**EXERCISE**
Leave out the pictures, then reproduce the rest of the material exactly.

[Extracted records]
^^^^
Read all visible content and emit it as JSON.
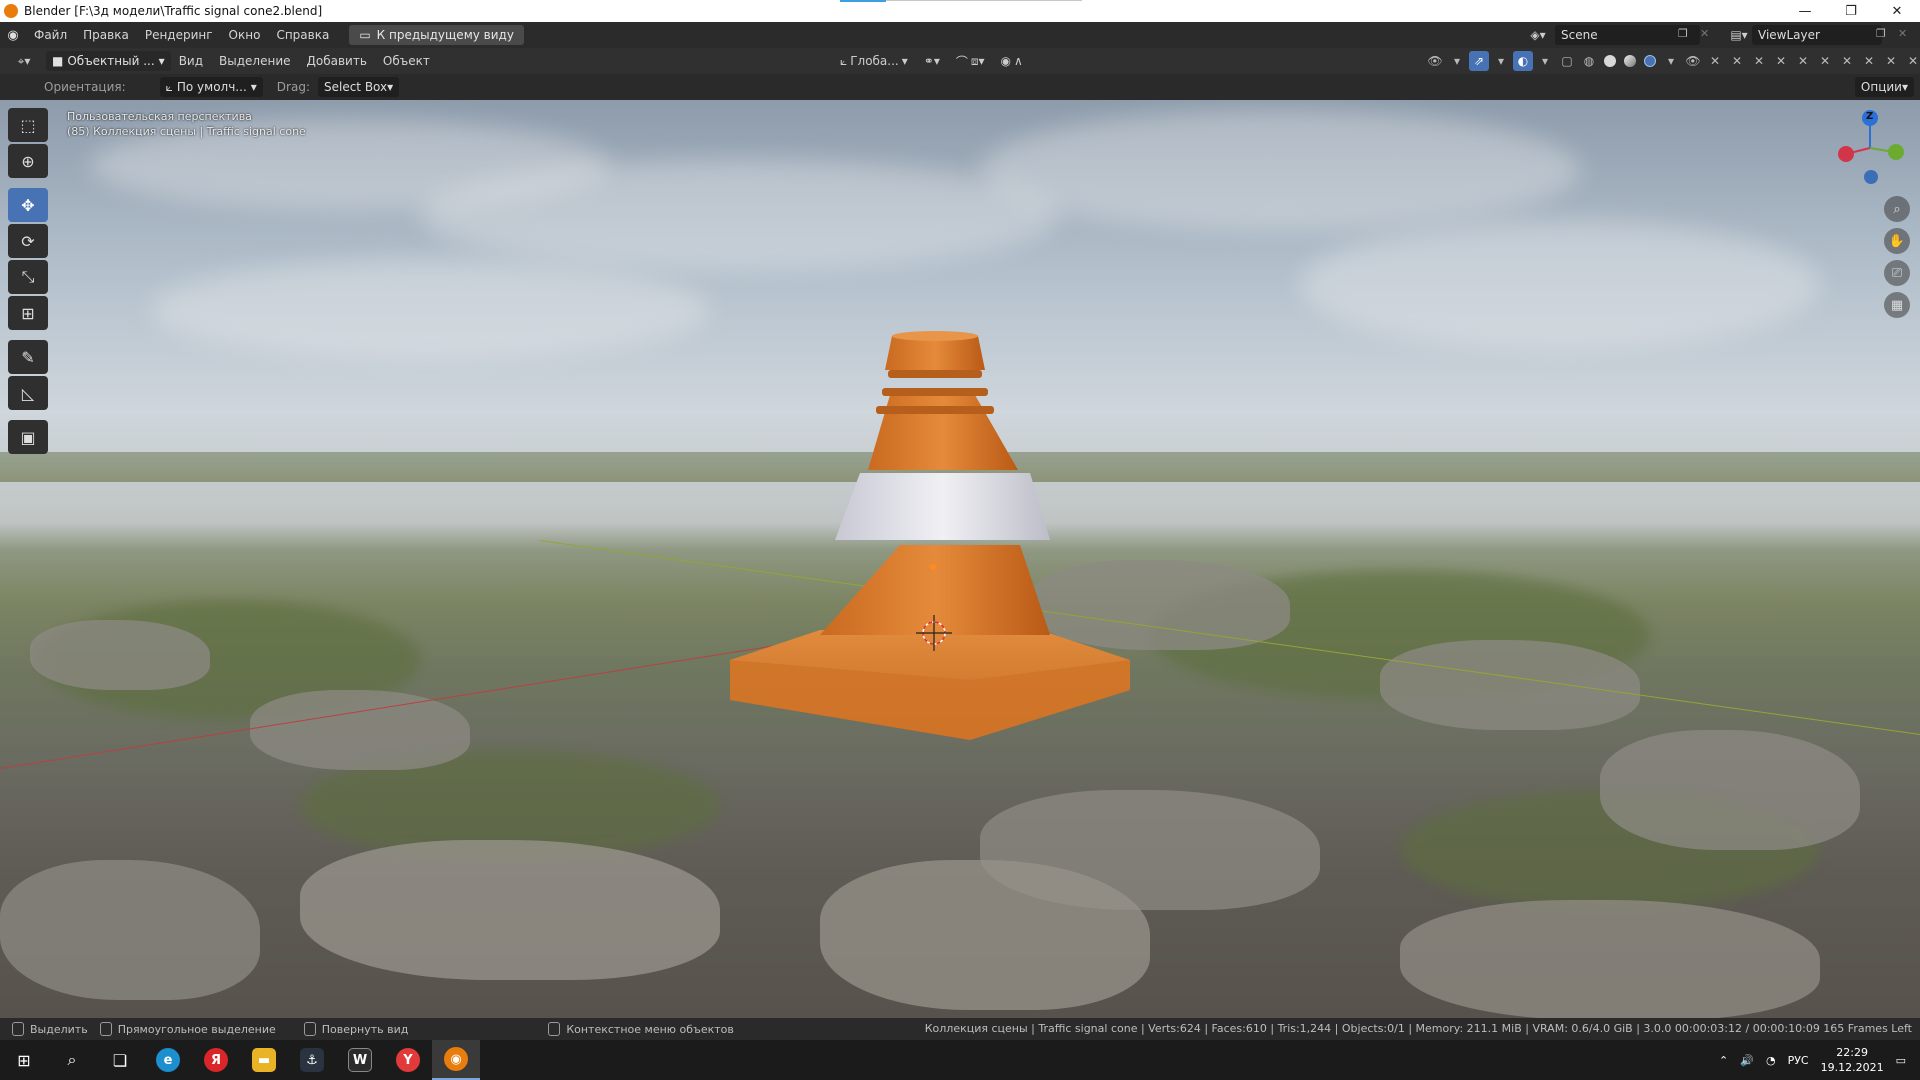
{
  "window": {
    "title": "Blender [F:\\3д модели\\Traffic signal cone2.blend]",
    "minimize": "—",
    "maximize": "❐",
    "close": "✕"
  },
  "topbar": {
    "menus": [
      "Файл",
      "Правка",
      "Рендеринг",
      "Окно",
      "Справка"
    ],
    "back_button": "К предыдущему виду",
    "scene": "Scene",
    "view_layer": "ViewLayer"
  },
  "header": {
    "mode": "Объектный ...",
    "menus": [
      "Вид",
      "Выделение",
      "Добавить",
      "Объект"
    ],
    "orientation": "Глоба...",
    "pivot_icon": "pivot-icon",
    "snap_icon": "snap-icon",
    "proportional_icon": "proportional-icon"
  },
  "tool_options": {
    "orientation_label": "Ориентация:",
    "orientation_value": "По умолч...",
    "drag_label": "Drag:",
    "drag_value": "Select Box",
    "options_button": "Опции"
  },
  "viewport": {
    "view_name": "Пользовательская перспектива",
    "collection_info": "(85) Коллекция сцены | Traffic signal cone",
    "gizmo": {
      "x_color": "#d2354a",
      "y_color": "#6bab2f",
      "z_color": "#2c6fd6",
      "z_label": "Z"
    }
  },
  "tools": [
    {
      "name": "select-box-tool",
      "icon": "⬚",
      "active": false
    },
    {
      "name": "cursor-tool",
      "icon": "⊕",
      "active": false
    },
    {
      "name": "move-tool",
      "icon": "✥",
      "active": true
    },
    {
      "name": "rotate-tool",
      "icon": "⟳",
      "active": false
    },
    {
      "name": "scale-tool",
      "icon": "⤡",
      "active": false
    },
    {
      "name": "transform-tool",
      "icon": "⊞",
      "active": false
    },
    {
      "name": "annotate-tool",
      "icon": "✎",
      "active": false
    },
    {
      "name": "measure-tool",
      "icon": "📐",
      "active": false
    },
    {
      "name": "add-cube-tool",
      "icon": "▣",
      "active": false
    }
  ],
  "statusbar": {
    "select": "Выделить",
    "box_select": "Прямоугольное выделение",
    "rotate_view": "Повернуть вид",
    "context_menu": "Контекстное меню объектов",
    "stats": "Коллекция сцены | Traffic signal cone | Verts:624 | Faces:610 | Tris:1,244 | Objects:0/1 | Memory: 211.1 MiB | VRAM: 0.6/4.0 GiB | 3.0.0  00:00:03:12 / 00:00:10:09  165 Frames Left"
  },
  "taskbar": {
    "language": "РУС",
    "time": "22:29",
    "date": "19.12.2021",
    "apps": [
      {
        "name": "edge-app",
        "glyph": "e",
        "color": "#1d8fce"
      },
      {
        "name": "yandex-app",
        "glyph": "Я",
        "color": "#d9262a"
      },
      {
        "name": "explorer-app",
        "glyph": "▬",
        "color": "#e8b325"
      },
      {
        "name": "warships-app",
        "glyph": "⚓",
        "color": "#2a3440"
      },
      {
        "name": "tanks-app",
        "glyph": "W",
        "color": "#2b2b2b"
      },
      {
        "name": "yandex-browser-app",
        "glyph": "Y",
        "color": "#e23a3a"
      },
      {
        "name": "blender-app",
        "glyph": "◉",
        "color": "#e87d0d"
      }
    ]
  }
}
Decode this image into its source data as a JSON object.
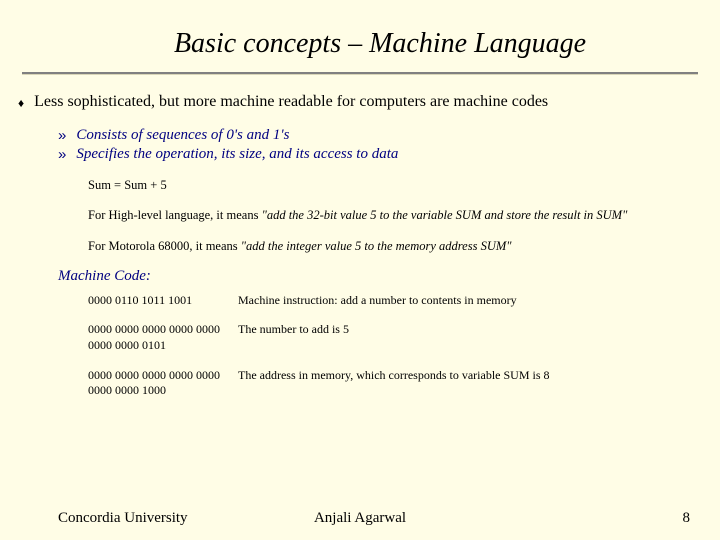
^^^^
**EXERCISE OUTPUT**
Read all visible content and emit it as JSON.
{
  "window": {
    "title": "Blender [F:\\3д модели\\Traffic signal cone2.blend]",
    "minimize": "—",
    "maximize": "❐",
    "close": "✕"
  },
  "topbar": {
    "menus": [
      "Файл",
      "Правка",
      "Рендеринг",
      "Окно",
      "Справка"
    ],
    "back_button": "К предыдущему виду",
    "scene": "Scene",
    "view_layer": "ViewLayer"
  },
  "header": {
    "mode": "Объектный ...",
    "menus": [
      "Вид",
      "Выделение",
      "Добавить",
      "Объект"
    ],
    "orientation": "Глоба...",
    "pivot_icon": "pivot-icon",
    "snap_icon": "snap-icon",
    "proportional_icon": "proportional-icon"
  },
  "tool_options": {
    "orientation_label": "Ориентация:",
    "orientation_value": "По умолч...",
    "drag_label": "Drag:",
    "drag_value": "Select Box",
    "options_button": "Опции"
  },
  "viewport": {
    "view_name": "Пользовательская перспектива",
    "collection_info": "(85) Коллекция сцены | Traffic signal cone",
    "gizmo": {
      "x_color": "#d2354a",
      "y_color": "#6bab2f",
      "z_color": "#2c6fd6",
      "z_label": "Z"
    }
  },
  "tools": [
    {
      "name": "select-box-tool",
      "icon": "⬚",
      "active": false
    },
    {
      "name": "cursor-tool",
      "icon": "⊕",
      "active": false
    },
    {
      "name": "move-tool",
      "icon": "✥",
      "active": true
    },
    {
      "name": "rotate-tool",
      "icon": "⟳",
      "active": false
    },
    {
      "name": "scale-tool",
      "icon": "⤡",
      "active": false
    },
    {
      "name": "transform-tool",
      "icon": "⊞",
      "active": false
    },
    {
      "name": "annotate-tool",
      "icon": "✎",
      "active": false
    },
    {
      "name": "measure-tool",
      "icon": "📐",
      "active": false
    },
    {
      "name": "add-cube-tool",
      "icon": "▣",
      "active": false
    }
  ],
  "statusbar": {
    "select": "Выделить",
    "box_select": "Прямоугольное выделение",
    "rotate_view": "Повернуть вид",
    "context_menu": "Контекстное меню объектов",
    "stats": "Коллекция сцены | Traffic signal cone | Verts:624 | Faces:610 | Tris:1,244 | Objects:0/1 | Memory: 211.1 MiB | VRAM: 0.6/4.0 GiB | 3.0.0  00:00:03:12 / 00:00:10:09  165 Frames Left"
  },
  "taskbar": {
    "language": "РУС",
    "time": "22:29",
    "date": "19.12.2021",
    "apps": [
      {
        "name": "edge-app",
        "glyph": "e",
        "color": "#1d8fce"
      },
      {
        "name": "yandex-app",
        "glyph": "Я",
        "color": "#d9262a"
      },
      {
        "name": "explorer-app",
        "glyph": "▬",
        "color": "#e8b325"
      },
      {
        "name": "warships-app",
        "glyph": "⚓",
        "color": "#2a3440"
      },
      {
        "name": "tanks-app",
        "glyph": "W",
        "color": "#2b2b2b"
      },
      {
        "name": "yandex-browser-app",
        "glyph": "Y",
        "color": "#e23a3a"
      },
      {
        "name": "blender-app",
        "glyph": "◉",
        "color": "#e87d0d"
      }
    ]
  }
}
Decode this image into its source data as a JSON object.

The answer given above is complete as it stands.